Rows
........
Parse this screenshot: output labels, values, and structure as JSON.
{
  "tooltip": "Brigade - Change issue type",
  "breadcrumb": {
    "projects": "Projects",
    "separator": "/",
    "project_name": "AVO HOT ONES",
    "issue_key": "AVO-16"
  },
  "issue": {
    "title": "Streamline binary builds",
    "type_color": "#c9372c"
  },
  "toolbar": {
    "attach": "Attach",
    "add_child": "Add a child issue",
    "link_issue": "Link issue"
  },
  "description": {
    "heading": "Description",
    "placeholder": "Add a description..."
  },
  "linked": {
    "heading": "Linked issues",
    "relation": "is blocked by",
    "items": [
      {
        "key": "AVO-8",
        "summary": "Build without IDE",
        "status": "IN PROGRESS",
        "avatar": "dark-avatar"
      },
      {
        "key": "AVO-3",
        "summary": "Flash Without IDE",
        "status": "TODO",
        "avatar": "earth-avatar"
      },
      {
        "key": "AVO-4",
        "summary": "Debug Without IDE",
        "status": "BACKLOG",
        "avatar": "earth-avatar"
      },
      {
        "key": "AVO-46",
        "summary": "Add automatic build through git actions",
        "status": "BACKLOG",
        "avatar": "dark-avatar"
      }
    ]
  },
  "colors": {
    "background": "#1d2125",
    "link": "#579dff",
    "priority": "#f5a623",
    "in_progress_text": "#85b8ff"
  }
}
........
Given task
Gather all the lines that include the word "heading" and copy them out.

Final result
    "heading": "Description",
    "heading": "Linked issues",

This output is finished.